### What to work on
Transcribe the material in full. Nothing should differ except that the pictures are left out.

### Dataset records
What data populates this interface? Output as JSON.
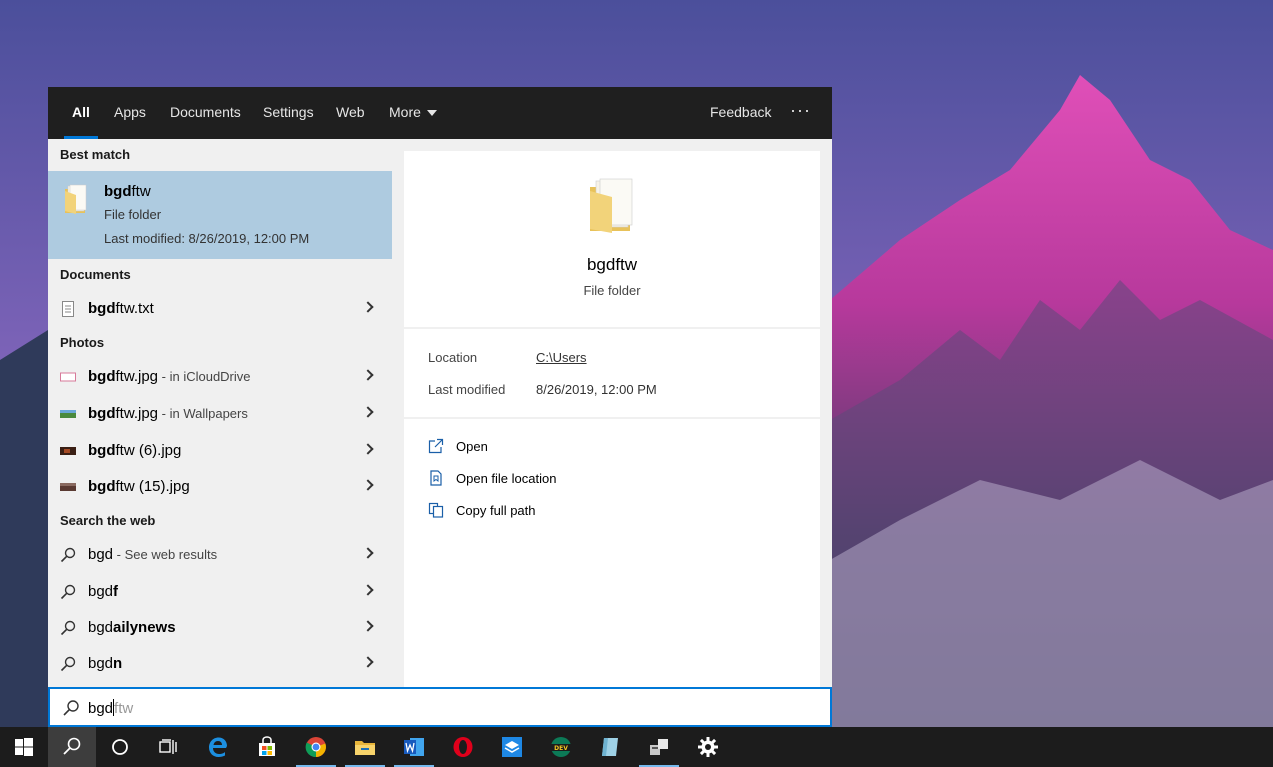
{
  "tabs": [
    {
      "label": "All",
      "active": true
    },
    {
      "label": "Apps"
    },
    {
      "label": "Documents"
    },
    {
      "label": "Settings"
    },
    {
      "label": "Web"
    },
    {
      "label": "More"
    }
  ],
  "topbar": {
    "feedback": "Feedback",
    "ellipsis": "···"
  },
  "sections": {
    "best_match": "Best match",
    "documents": "Documents",
    "photos": "Photos",
    "web": "Search the web"
  },
  "best_match": {
    "title_bold": "bgd",
    "title_rest": "ftw",
    "type": "File folder",
    "modified": "Last modified: 8/26/2019, 12:00 PM",
    "icon": "folder-icon"
  },
  "documents": [
    {
      "bold": "bgd",
      "rest": "ftw.txt",
      "sub": "",
      "icon": "text-file-icon"
    }
  ],
  "photos": [
    {
      "bold": "bgd",
      "rest": "ftw.jpg",
      "sub": " - in iCloudDrive",
      "icon": "image-thumb-icon"
    },
    {
      "bold": "bgd",
      "rest": "ftw.jpg",
      "sub": " - in Wallpapers",
      "icon": "image-thumb-icon"
    },
    {
      "bold": "bgd",
      "rest": "ftw (6).jpg",
      "sub": "",
      "icon": "image-thumb-icon"
    },
    {
      "bold": "bgd",
      "rest": "ftw (15).jpg",
      "sub": "",
      "icon": "image-thumb-icon"
    }
  ],
  "web": [
    {
      "plain": "bgd",
      "bold": "",
      "sub": " - See web results",
      "icon": "search-icon"
    },
    {
      "plain": "bgd",
      "bold": "f",
      "sub": "",
      "icon": "search-icon"
    },
    {
      "plain": "bgd",
      "bold": "ailynews",
      "sub": "",
      "icon": "search-icon"
    },
    {
      "plain": "bgd",
      "bold": "n",
      "sub": "",
      "icon": "search-icon"
    }
  ],
  "preview": {
    "title": "bgdftw",
    "type": "File folder",
    "location_label": "Location",
    "location_value": "C:\\Users",
    "modified_label": "Last modified",
    "modified_value": "8/26/2019, 12:00 PM",
    "actions": [
      {
        "label": "Open",
        "icon": "open-external-icon"
      },
      {
        "label": "Open file location",
        "icon": "file-location-icon"
      },
      {
        "label": "Copy full path",
        "icon": "copy-icon"
      }
    ]
  },
  "searchbox": {
    "typed": "bgd",
    "suggestion": "ftw"
  },
  "taskbar": {
    "items": [
      "windows-start-icon",
      "search-icon",
      "cortana-icon",
      "task-view-icon",
      "edge-icon",
      "store-icon",
      "chrome-icon",
      "file-explorer-icon",
      "word-icon",
      "opera-icon",
      "box-app-icon",
      "edge-dev-icon",
      "ruler-app-icon",
      "network-app-icon",
      "settings-icon"
    ]
  },
  "colors": {
    "accent": "#0078d7",
    "selection": "#aecbe0",
    "topbar": "#1f1f1f",
    "taskbar": "#1c1c1c"
  }
}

### Exercise output
What data populates this interface? Output as JSON.
{
  "tabs": [
    {
      "label": "All",
      "active": true
    },
    {
      "label": "Apps"
    },
    {
      "label": "Documents"
    },
    {
      "label": "Settings"
    },
    {
      "label": "Web"
    },
    {
      "label": "More"
    }
  ],
  "topbar": {
    "feedback": "Feedback",
    "ellipsis": "···"
  },
  "sections": {
    "best_match": "Best match",
    "documents": "Documents",
    "photos": "Photos",
    "web": "Search the web"
  },
  "best_match": {
    "title_bold": "bgd",
    "title_rest": "ftw",
    "type": "File folder",
    "modified": "Last modified: 8/26/2019, 12:00 PM",
    "icon": "folder-icon"
  },
  "documents": [
    {
      "bold": "bgd",
      "rest": "ftw.txt",
      "sub": "",
      "icon": "text-file-icon"
    }
  ],
  "photos": [
    {
      "bold": "bgd",
      "rest": "ftw.jpg",
      "sub": " - in iCloudDrive",
      "icon": "image-thumb-icon"
    },
    {
      "bold": "bgd",
      "rest": "ftw.jpg",
      "sub": " - in Wallpapers",
      "icon": "image-thumb-icon"
    },
    {
      "bold": "bgd",
      "rest": "ftw (6).jpg",
      "sub": "",
      "icon": "image-thumb-icon"
    },
    {
      "bold": "bgd",
      "rest": "ftw (15).jpg",
      "sub": "",
      "icon": "image-thumb-icon"
    }
  ],
  "web": [
    {
      "plain": "bgd",
      "bold": "",
      "sub": " - See web results",
      "icon": "search-icon"
    },
    {
      "plain": "bgd",
      "bold": "f",
      "sub": "",
      "icon": "search-icon"
    },
    {
      "plain": "bgd",
      "bold": "ailynews",
      "sub": "",
      "icon": "search-icon"
    },
    {
      "plain": "bgd",
      "bold": "n",
      "sub": "",
      "icon": "search-icon"
    }
  ],
  "preview": {
    "title": "bgdftw",
    "type": "File folder",
    "location_label": "Location",
    "location_value": "C:\\Users",
    "modified_label": "Last modified",
    "modified_value": "8/26/2019, 12:00 PM",
    "actions": [
      {
        "label": "Open",
        "icon": "open-external-icon"
      },
      {
        "label": "Open file location",
        "icon": "file-location-icon"
      },
      {
        "label": "Copy full path",
        "icon": "copy-icon"
      }
    ]
  },
  "searchbox": {
    "typed": "bgd",
    "suggestion": "ftw"
  },
  "taskbar": {
    "items": [
      "windows-start-icon",
      "search-icon",
      "cortana-icon",
      "task-view-icon",
      "edge-icon",
      "store-icon",
      "chrome-icon",
      "file-explorer-icon",
      "word-icon",
      "opera-icon",
      "box-app-icon",
      "edge-dev-icon",
      "ruler-app-icon",
      "network-app-icon",
      "settings-icon"
    ]
  },
  "colors": {
    "accent": "#0078d7",
    "selection": "#aecbe0",
    "topbar": "#1f1f1f",
    "taskbar": "#1c1c1c"
  }
}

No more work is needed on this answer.